## Begin Dataset extract

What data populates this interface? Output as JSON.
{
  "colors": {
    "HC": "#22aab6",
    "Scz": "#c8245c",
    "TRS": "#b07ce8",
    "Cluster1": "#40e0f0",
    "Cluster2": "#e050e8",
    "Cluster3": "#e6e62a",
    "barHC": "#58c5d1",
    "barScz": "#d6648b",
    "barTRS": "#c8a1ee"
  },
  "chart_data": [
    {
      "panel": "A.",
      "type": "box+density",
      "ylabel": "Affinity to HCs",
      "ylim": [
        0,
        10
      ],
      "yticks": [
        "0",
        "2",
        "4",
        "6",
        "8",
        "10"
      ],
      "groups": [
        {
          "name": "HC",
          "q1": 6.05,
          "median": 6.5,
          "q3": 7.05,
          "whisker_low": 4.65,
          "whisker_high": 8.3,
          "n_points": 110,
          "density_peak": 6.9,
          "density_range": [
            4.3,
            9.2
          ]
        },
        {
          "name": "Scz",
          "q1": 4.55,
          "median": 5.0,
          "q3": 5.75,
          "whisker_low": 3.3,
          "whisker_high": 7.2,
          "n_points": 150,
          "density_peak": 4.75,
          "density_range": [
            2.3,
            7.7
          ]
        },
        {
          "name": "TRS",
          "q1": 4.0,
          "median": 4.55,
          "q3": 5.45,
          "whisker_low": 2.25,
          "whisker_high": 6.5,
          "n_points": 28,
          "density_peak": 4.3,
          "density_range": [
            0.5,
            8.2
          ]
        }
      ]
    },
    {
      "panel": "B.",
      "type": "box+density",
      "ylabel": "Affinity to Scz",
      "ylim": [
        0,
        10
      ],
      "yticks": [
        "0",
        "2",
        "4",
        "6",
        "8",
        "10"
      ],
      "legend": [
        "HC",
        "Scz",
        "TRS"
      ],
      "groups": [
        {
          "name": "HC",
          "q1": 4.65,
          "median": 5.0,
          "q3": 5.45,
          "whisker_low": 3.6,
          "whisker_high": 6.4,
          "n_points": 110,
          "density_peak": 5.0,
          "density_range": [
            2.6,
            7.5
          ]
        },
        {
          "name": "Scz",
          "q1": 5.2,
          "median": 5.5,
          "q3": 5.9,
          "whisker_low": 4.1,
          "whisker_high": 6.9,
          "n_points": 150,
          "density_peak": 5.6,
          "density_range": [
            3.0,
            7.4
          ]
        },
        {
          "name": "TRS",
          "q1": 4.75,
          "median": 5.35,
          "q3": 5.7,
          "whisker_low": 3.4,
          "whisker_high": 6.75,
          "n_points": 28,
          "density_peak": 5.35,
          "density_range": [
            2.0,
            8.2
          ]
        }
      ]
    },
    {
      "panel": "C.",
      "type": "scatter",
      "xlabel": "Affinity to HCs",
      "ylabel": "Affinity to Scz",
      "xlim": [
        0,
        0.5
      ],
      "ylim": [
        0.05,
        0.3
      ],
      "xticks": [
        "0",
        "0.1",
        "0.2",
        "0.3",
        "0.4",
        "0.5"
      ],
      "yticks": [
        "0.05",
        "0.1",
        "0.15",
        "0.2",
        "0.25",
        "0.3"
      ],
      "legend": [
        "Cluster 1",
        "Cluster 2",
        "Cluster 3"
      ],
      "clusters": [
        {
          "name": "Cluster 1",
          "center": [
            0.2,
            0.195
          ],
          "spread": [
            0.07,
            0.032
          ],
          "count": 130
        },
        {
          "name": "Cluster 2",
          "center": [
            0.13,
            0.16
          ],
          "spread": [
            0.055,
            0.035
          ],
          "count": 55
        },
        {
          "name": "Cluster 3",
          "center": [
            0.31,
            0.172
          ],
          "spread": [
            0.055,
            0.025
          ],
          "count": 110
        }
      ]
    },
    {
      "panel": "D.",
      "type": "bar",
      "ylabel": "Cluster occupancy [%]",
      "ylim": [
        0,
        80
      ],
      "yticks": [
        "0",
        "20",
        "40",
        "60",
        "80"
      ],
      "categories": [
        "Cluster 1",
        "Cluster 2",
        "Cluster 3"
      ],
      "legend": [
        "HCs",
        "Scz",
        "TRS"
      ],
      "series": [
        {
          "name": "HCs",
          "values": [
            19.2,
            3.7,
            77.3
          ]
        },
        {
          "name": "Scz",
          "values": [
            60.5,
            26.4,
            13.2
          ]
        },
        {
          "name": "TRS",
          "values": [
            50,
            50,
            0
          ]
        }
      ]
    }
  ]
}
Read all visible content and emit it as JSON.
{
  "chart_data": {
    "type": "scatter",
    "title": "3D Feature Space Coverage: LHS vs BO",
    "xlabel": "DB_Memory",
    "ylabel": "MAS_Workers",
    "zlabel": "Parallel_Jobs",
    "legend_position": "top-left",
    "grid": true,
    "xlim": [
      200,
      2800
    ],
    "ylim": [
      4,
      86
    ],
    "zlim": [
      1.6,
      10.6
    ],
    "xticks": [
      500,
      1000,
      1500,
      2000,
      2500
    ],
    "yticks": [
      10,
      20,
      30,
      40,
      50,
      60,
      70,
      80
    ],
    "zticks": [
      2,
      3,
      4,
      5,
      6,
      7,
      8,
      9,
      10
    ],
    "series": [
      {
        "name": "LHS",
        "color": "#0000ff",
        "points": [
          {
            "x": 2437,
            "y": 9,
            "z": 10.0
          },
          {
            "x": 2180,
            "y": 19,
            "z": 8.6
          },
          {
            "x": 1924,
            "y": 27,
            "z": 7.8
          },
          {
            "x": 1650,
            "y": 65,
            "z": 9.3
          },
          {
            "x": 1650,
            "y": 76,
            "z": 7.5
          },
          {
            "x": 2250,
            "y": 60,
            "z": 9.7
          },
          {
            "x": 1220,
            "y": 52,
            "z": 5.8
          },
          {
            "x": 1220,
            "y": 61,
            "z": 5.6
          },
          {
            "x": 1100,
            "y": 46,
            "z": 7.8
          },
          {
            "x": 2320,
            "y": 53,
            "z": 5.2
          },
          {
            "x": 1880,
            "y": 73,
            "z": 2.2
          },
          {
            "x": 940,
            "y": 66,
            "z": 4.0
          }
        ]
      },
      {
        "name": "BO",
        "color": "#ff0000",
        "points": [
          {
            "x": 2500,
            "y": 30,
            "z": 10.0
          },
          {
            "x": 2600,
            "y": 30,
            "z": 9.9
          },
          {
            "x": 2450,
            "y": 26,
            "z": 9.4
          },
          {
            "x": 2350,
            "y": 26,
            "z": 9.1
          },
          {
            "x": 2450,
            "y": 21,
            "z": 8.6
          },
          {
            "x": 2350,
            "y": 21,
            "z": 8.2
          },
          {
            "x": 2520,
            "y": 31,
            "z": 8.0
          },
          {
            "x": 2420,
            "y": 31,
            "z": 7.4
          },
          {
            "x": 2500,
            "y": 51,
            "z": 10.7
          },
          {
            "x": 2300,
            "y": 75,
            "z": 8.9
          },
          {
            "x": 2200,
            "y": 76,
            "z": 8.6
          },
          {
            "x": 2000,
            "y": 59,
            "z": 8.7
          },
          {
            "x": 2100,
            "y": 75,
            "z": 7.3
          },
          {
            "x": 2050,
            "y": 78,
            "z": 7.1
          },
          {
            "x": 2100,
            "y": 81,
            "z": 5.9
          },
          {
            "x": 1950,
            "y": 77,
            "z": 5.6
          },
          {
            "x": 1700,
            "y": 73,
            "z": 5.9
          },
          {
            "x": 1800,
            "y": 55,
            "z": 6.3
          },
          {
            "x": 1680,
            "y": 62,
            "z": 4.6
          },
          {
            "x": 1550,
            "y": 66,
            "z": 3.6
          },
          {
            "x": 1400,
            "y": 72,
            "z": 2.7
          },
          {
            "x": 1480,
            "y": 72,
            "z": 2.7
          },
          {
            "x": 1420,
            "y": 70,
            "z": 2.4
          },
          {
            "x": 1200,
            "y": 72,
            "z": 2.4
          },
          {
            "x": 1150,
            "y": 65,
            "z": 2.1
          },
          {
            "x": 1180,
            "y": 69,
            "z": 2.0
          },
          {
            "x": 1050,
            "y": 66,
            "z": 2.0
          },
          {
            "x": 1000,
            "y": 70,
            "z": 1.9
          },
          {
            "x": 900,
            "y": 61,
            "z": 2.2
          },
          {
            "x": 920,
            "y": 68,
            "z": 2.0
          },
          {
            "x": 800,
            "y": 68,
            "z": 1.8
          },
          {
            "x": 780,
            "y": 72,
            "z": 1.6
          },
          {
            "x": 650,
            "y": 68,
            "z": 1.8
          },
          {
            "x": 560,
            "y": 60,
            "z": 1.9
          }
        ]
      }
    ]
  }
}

## End Dataset extract

> Objective
Gather each line that holds "ylabel".

> Written solution
      "ylabel": "Affinity to HCs",
      "ylabel": "Affinity to Scz",
      "ylabel": "Affinity to Scz",
      "ylabel": "Cluster occupancy [%]",
    "ylabel": "MAS_Workers",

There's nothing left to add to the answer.